Start of Exercise inputs

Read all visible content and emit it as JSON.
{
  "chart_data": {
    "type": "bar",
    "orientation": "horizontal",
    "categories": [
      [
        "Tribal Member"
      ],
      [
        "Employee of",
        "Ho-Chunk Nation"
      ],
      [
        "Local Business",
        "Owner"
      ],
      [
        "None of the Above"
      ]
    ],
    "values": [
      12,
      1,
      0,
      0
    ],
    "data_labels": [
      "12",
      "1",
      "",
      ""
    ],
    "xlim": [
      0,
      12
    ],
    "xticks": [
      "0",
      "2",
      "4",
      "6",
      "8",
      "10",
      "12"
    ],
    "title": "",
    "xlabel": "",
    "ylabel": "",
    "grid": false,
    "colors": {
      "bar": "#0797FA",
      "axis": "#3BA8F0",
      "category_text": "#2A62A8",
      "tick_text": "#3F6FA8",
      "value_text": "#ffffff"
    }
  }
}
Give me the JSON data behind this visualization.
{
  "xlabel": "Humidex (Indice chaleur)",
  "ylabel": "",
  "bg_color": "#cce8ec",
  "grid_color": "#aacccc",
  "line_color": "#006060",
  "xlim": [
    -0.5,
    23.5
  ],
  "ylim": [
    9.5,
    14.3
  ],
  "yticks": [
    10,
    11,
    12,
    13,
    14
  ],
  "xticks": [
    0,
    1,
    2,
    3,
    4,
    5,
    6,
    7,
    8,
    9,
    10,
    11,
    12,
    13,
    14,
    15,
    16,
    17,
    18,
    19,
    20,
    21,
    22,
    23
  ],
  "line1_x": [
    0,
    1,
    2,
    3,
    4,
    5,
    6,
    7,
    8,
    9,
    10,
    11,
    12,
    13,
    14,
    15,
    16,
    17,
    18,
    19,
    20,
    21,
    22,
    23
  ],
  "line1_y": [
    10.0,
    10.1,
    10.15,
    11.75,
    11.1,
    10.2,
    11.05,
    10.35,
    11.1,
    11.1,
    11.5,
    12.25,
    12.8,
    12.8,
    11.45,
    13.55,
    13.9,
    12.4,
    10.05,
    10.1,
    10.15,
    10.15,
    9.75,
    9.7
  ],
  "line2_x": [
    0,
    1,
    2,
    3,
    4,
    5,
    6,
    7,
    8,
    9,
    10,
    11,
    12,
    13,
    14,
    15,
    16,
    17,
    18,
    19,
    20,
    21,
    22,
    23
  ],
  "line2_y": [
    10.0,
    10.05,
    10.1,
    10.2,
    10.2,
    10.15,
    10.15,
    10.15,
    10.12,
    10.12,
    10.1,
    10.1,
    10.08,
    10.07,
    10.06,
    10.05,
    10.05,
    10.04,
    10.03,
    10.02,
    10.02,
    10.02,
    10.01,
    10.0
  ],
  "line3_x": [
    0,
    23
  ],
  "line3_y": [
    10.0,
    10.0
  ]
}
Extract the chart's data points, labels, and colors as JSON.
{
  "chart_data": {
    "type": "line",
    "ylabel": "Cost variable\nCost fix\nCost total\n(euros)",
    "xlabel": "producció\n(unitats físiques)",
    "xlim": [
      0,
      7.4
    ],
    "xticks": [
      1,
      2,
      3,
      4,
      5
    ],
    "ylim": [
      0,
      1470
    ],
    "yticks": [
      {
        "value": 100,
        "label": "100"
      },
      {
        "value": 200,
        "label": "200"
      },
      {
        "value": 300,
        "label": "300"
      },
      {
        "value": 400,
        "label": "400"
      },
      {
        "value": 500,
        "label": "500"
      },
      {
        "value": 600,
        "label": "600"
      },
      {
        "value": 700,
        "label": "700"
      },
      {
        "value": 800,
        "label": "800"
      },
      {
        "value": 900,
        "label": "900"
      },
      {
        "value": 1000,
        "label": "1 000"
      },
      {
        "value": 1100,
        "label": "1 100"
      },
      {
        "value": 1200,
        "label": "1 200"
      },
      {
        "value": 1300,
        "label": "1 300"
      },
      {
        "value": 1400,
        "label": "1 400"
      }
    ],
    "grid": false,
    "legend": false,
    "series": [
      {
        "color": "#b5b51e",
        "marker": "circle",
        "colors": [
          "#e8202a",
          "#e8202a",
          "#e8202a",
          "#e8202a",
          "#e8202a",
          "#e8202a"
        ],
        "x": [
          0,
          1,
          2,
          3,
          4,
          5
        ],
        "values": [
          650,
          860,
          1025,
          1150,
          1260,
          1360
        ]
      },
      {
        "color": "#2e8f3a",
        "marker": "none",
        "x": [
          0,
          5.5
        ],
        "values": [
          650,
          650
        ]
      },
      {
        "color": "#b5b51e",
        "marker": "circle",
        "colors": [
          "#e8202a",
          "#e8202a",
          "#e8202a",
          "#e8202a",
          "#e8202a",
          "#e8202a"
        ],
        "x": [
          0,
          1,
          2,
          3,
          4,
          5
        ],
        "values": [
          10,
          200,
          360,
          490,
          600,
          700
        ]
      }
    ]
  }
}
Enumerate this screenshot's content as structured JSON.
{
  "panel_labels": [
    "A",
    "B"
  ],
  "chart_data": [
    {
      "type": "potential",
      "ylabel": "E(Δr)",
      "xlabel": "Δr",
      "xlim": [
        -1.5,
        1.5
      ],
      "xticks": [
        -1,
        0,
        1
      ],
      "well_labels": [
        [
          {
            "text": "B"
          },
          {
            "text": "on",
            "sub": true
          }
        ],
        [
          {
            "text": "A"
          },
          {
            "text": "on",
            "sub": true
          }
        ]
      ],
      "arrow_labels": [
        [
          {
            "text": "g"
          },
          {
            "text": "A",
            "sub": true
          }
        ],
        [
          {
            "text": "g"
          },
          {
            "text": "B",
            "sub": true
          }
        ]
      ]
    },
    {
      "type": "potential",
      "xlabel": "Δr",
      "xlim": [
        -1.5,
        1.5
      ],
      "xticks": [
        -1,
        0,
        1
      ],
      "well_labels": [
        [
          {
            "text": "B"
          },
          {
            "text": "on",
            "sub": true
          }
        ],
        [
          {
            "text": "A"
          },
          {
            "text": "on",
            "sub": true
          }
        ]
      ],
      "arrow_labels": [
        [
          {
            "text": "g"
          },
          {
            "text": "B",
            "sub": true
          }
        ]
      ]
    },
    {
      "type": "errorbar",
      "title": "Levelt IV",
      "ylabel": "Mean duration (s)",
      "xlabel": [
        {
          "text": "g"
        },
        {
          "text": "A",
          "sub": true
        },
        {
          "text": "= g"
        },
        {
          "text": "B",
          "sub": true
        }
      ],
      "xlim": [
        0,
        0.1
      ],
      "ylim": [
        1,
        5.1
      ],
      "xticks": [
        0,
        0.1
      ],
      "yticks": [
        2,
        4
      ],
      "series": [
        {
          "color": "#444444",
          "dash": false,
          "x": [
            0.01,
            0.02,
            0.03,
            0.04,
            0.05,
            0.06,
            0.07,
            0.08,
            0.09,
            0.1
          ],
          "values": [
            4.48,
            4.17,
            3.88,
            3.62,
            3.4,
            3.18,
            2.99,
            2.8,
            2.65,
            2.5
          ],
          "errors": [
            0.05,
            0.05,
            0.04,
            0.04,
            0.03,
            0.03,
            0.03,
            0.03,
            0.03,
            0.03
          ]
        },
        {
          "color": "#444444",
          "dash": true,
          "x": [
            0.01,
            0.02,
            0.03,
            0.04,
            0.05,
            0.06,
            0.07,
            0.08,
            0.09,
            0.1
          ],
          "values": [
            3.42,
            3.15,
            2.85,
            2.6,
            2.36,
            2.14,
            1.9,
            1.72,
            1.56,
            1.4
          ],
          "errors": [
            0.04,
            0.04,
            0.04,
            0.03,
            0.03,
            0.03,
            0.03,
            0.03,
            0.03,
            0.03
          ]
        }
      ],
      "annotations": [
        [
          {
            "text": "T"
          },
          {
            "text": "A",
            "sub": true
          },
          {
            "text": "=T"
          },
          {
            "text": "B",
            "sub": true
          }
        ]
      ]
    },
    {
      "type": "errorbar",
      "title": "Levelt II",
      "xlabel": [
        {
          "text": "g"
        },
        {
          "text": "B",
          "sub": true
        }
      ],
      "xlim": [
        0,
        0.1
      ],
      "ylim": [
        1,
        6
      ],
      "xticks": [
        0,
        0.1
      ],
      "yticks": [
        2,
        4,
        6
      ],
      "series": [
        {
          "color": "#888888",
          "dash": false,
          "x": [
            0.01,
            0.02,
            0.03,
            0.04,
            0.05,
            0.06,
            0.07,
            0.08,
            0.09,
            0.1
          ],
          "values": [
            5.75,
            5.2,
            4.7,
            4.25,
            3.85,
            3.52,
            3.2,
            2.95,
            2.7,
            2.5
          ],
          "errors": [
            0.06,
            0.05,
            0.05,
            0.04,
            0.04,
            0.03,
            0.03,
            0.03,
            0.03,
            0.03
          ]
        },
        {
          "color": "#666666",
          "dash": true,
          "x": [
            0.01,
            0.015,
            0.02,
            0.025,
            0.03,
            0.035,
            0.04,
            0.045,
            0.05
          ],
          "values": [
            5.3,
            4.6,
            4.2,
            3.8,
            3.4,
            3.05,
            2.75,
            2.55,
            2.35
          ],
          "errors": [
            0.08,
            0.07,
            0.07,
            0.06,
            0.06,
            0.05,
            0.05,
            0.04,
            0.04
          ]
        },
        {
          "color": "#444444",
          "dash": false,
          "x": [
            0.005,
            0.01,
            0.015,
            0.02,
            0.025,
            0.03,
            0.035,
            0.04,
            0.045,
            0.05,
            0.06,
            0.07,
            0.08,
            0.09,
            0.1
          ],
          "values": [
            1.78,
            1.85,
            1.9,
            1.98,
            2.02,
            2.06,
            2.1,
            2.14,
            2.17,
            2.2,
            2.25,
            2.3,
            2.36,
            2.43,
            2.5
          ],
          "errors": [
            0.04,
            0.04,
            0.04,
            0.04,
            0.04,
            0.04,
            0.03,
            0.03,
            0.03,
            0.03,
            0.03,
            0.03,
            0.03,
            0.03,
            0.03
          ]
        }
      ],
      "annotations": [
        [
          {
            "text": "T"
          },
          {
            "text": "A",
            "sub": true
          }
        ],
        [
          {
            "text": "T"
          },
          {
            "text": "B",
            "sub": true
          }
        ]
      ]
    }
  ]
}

End of Exercise inputs

Stated task = Show every line in the records above that contains the word "content".

Complete output =
Read all visible content and emit it as JSON.
Enumerate this screenshot's content as structured JSON.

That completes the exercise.